_EXERCISE OBJECTIVE_.
Make an exact copy of the records, with the pictures left out.

_DATASET ROWS_.
- - -

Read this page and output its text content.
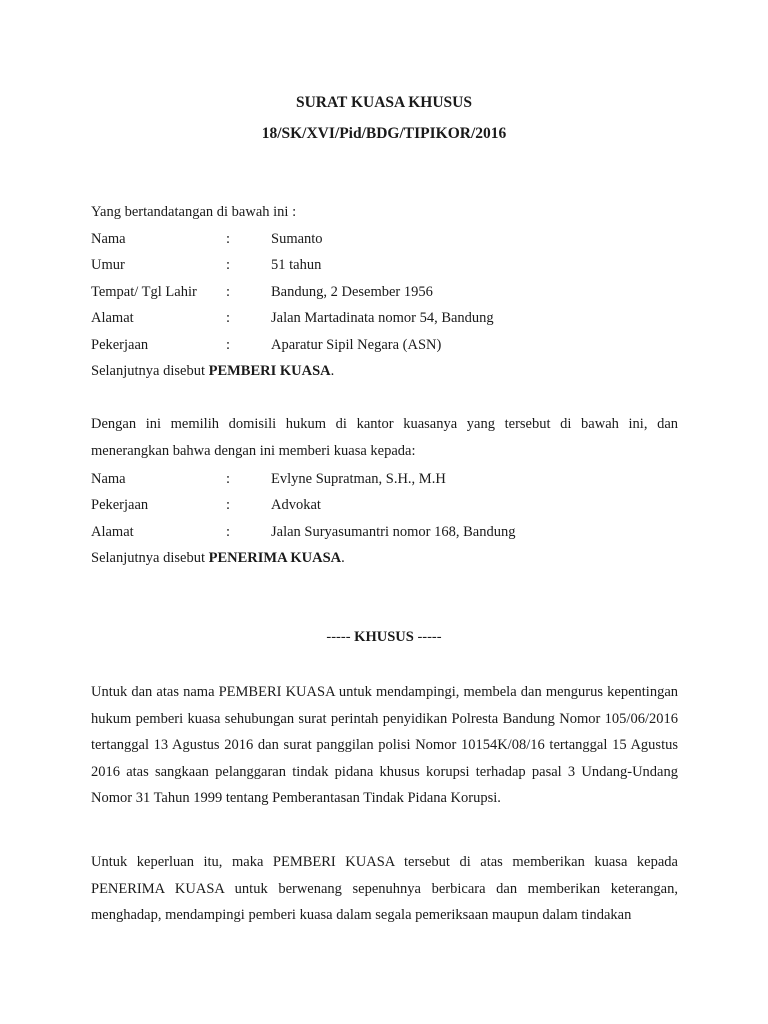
SURAT KUASA KHUSUS
18/SK/XVI/Pid/BDG/TIPIKOR/2016
Yang bertandatangan di bawah ini :
Nama	:	Sumanto
Umur	:	51 tahun
Tempat/ Tgl Lahir :	Bandung, 2 Desember 1956
Alamat	:	Jalan Martadinata nomor 54, Bandung
Pekerjaan	:	Aparatur Sipil Negara (ASN)
Selanjutnya disebut PEMBERI KUASA.
Dengan ini memilih domisili hukum di kantor kuasanya yang tersebut di bawah ini, dan menerangkan bahwa dengan ini memberi kuasa kepada:
Nama	:	Evlyne Supratman, S.H., M.H
Pekerjaan	:	Advokat
Alamat	:	Jalan Suryasumantri nomor 168, Bandung
Selanjutnya disebut PENERIMA KUASA.
----- KHUSUS -----
Untuk dan atas nama PEMBERI KUASA untuk mendampingi, membela dan mengurus kepentingan hukum pemberi kuasa sehubungan surat perintah penyidikan Polresta Bandung Nomor 105/06/2016 tertanggal 13 Agustus 2016 dan surat panggilan polisi Nomor 10154K/08/16 tertanggal 15 Agustus 2016 atas sangkaan pelanggaran tindak pidana khusus korupsi terhadap pasal 3 Undang-Undang Nomor 31 Tahun 1999 tentang Pemberantasan Tindak Pidana Korupsi.
Untuk keperluan itu, maka PEMBERI KUASA tersebut di atas memberikan kuasa kepada PENERIMA KUASA untuk berwenang sepenuhnya berbicara dan memberikan keterangan, menghadap, mendampingi pemberi kuasa dalam segala pemeriksaan maupun dalam tindakan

- - -

_RESULT OF THE TASK_.
Read this page and output its text content.
SURAT KUASA KHUSUS
18/SK/XVI/Pid/BDG/TIPIKOR/2016
Yang bertandatangan di bawah ini :
Nama	:	Sumanto
Umur	:	51 tahun
Tempat/ Tgl Lahir :	Bandung, 2 Desember 1956
Alamat	:	Jalan Martadinata nomor 54, Bandung
Pekerjaan	:	Aparatur Sipil Negara (ASN)
Selanjutnya disebut PEMBERI KUASA.
Dengan ini memilih domisili hukum di kantor kuasanya yang tersebut di bawah ini, dan menerangkan bahwa dengan ini memberi kuasa kepada:
Nama	:	Evlyne Supratman, S.H., M.H
Pekerjaan	:	Advokat
Alamat	:	Jalan Suryasumantri nomor 168, Bandung
Selanjutnya disebut PENERIMA KUASA.
----- KHUSUS -----
Untuk dan atas nama PEMBERI KUASA untuk mendampingi, membela dan mengurus kepentingan hukum pemberi kuasa sehubungan surat perintah penyidikan Polresta Bandung Nomor 105/06/2016 tertanggal 13 Agustus 2016 dan surat panggilan polisi Nomor 10154K/08/16 tertanggal 15 Agustus 2016 atas sangkaan pelanggaran tindak pidana khusus korupsi terhadap pasal 3 Undang-Undang Nomor 31 Tahun 1999 tentang Pemberantasan Tindak Pidana Korupsi.
Untuk keperluan itu, maka PEMBERI KUASA tersebut di atas memberikan kuasa kepada PENERIMA KUASA untuk berwenang sepenuhnya berbicara dan memberikan keterangan, menghadap, mendampingi pemberi kuasa dalam segala pemeriksaan maupun dalam tindakan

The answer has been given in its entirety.